* Start Provided information *

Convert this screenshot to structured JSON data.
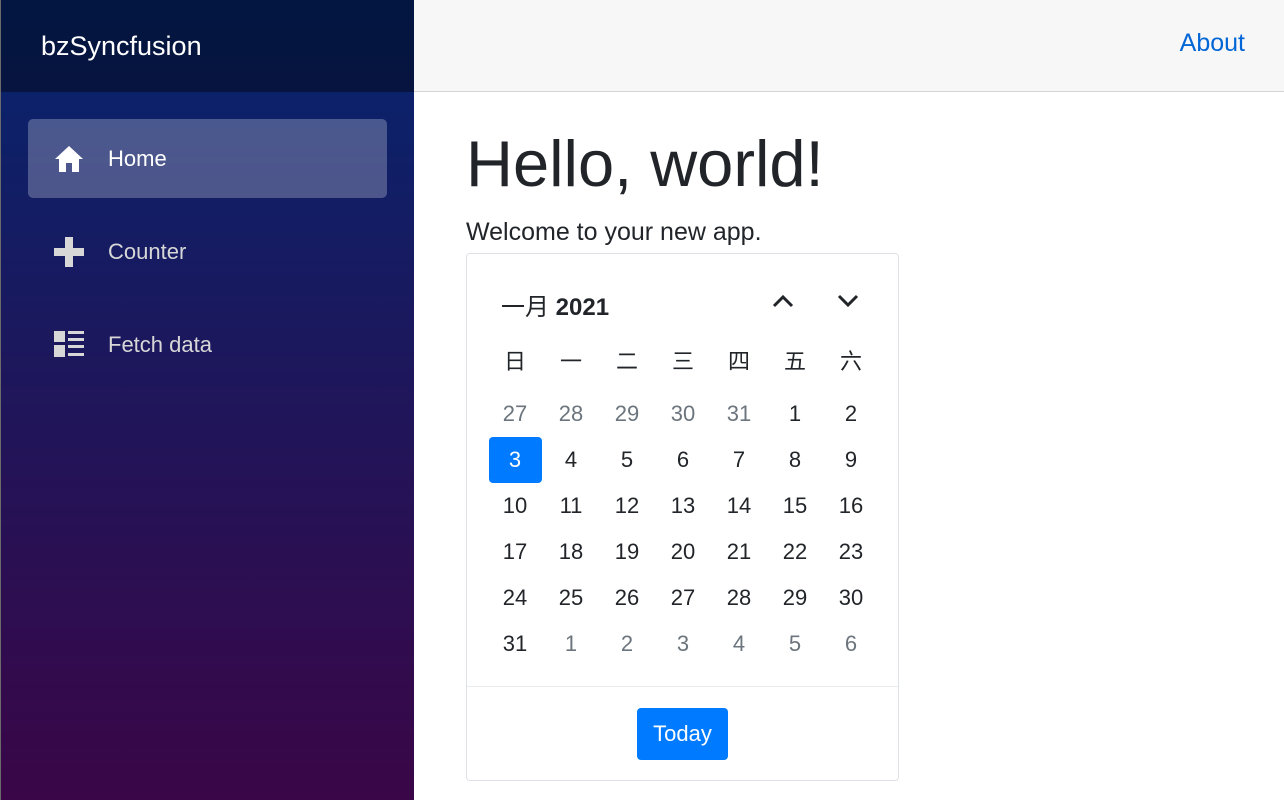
{
  "sidebar": {
    "brand": "bzSyncfusion",
    "items": [
      {
        "label": "Home",
        "icon": "home-icon",
        "active": true
      },
      {
        "label": "Counter",
        "icon": "plus-icon",
        "active": false
      },
      {
        "label": "Fetch data",
        "icon": "list-rich-icon",
        "active": false
      }
    ]
  },
  "top_row": {
    "about_label": "About"
  },
  "main": {
    "title": "Hello, world!",
    "welcome": "Welcome to your new app."
  },
  "calendar": {
    "month": "一月",
    "year": "2021",
    "weekdays": [
      "日",
      "一",
      "二",
      "三",
      "四",
      "五",
      "六"
    ],
    "weeks": [
      [
        {
          "d": "27",
          "other": true
        },
        {
          "d": "28",
          "other": true
        },
        {
          "d": "29",
          "other": true
        },
        {
          "d": "30",
          "other": true
        },
        {
          "d": "31",
          "other": true
        },
        {
          "d": "1"
        },
        {
          "d": "2"
        }
      ],
      [
        {
          "d": "3",
          "selected": true
        },
        {
          "d": "4"
        },
        {
          "d": "5"
        },
        {
          "d": "6"
        },
        {
          "d": "7"
        },
        {
          "d": "8"
        },
        {
          "d": "9"
        }
      ],
      [
        {
          "d": "10"
        },
        {
          "d": "11"
        },
        {
          "d": "12"
        },
        {
          "d": "13"
        },
        {
          "d": "14"
        },
        {
          "d": "15"
        },
        {
          "d": "16"
        }
      ],
      [
        {
          "d": "17"
        },
        {
          "d": "18"
        },
        {
          "d": "19"
        },
        {
          "d": "20"
        },
        {
          "d": "21"
        },
        {
          "d": "22"
        },
        {
          "d": "23"
        }
      ],
      [
        {
          "d": "24"
        },
        {
          "d": "25"
        },
        {
          "d": "26"
        },
        {
          "d": "27"
        },
        {
          "d": "28"
        },
        {
          "d": "29"
        },
        {
          "d": "30"
        }
      ],
      [
        {
          "d": "31"
        },
        {
          "d": "1",
          "other": true
        },
        {
          "d": "2",
          "other": true
        },
        {
          "d": "3",
          "other": true
        },
        {
          "d": "4",
          "other": true
        },
        {
          "d": "5",
          "other": true
        },
        {
          "d": "6",
          "other": true
        }
      ]
    ],
    "today_label": "Today",
    "prev_icon": "chevron-up-icon",
    "next_icon": "chevron-down-icon"
  },
  "colors": {
    "accent": "#007bff",
    "link": "#0366d6",
    "sidebar_top": "#05256e",
    "sidebar_bottom": "#3a0647"
  }
}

* End Provided information *

_Task directions_: Please write out all of the material above without changing a word, and omit any pictures.

_Solution_:
Convert this screenshot to structured JSON data.
{
  "sidebar": {
    "brand": "bzSyncfusion",
    "items": [
      {
        "label": "Home",
        "icon": "home-icon",
        "active": true
      },
      {
        "label": "Counter",
        "icon": "plus-icon",
        "active": false
      },
      {
        "label": "Fetch data",
        "icon": "list-rich-icon",
        "active": false
      }
    ]
  },
  "top_row": {
    "about_label": "About"
  },
  "main": {
    "title": "Hello, world!",
    "welcome": "Welcome to your new app."
  },
  "calendar": {
    "month": "一月",
    "year": "2021",
    "weekdays": [
      "日",
      "一",
      "二",
      "三",
      "四",
      "五",
      "六"
    ],
    "weeks": [
      [
        {
          "d": "27",
          "other": true
        },
        {
          "d": "28",
          "other": true
        },
        {
          "d": "29",
          "other": true
        },
        {
          "d": "30",
          "other": true
        },
        {
          "d": "31",
          "other": true
        },
        {
          "d": "1"
        },
        {
          "d": "2"
        }
      ],
      [
        {
          "d": "3",
          "selected": true
        },
        {
          "d": "4"
        },
        {
          "d": "5"
        },
        {
          "d": "6"
        },
        {
          "d": "7"
        },
        {
          "d": "8"
        },
        {
          "d": "9"
        }
      ],
      [
        {
          "d": "10"
        },
        {
          "d": "11"
        },
        {
          "d": "12"
        },
        {
          "d": "13"
        },
        {
          "d": "14"
        },
        {
          "d": "15"
        },
        {
          "d": "16"
        }
      ],
      [
        {
          "d": "17"
        },
        {
          "d": "18"
        },
        {
          "d": "19"
        },
        {
          "d": "20"
        },
        {
          "d": "21"
        },
        {
          "d": "22"
        },
        {
          "d": "23"
        }
      ],
      [
        {
          "d": "24"
        },
        {
          "d": "25"
        },
        {
          "d": "26"
        },
        {
          "d": "27"
        },
        {
          "d": "28"
        },
        {
          "d": "29"
        },
        {
          "d": "30"
        }
      ],
      [
        {
          "d": "31"
        },
        {
          "d": "1",
          "other": true
        },
        {
          "d": "2",
          "other": true
        },
        {
          "d": "3",
          "other": true
        },
        {
          "d": "4",
          "other": true
        },
        {
          "d": "5",
          "other": true
        },
        {
          "d": "6",
          "other": true
        }
      ]
    ],
    "today_label": "Today",
    "prev_icon": "chevron-up-icon",
    "next_icon": "chevron-down-icon"
  },
  "colors": {
    "accent": "#007bff",
    "link": "#0366d6",
    "sidebar_top": "#05256e",
    "sidebar_bottom": "#3a0647"
  }
}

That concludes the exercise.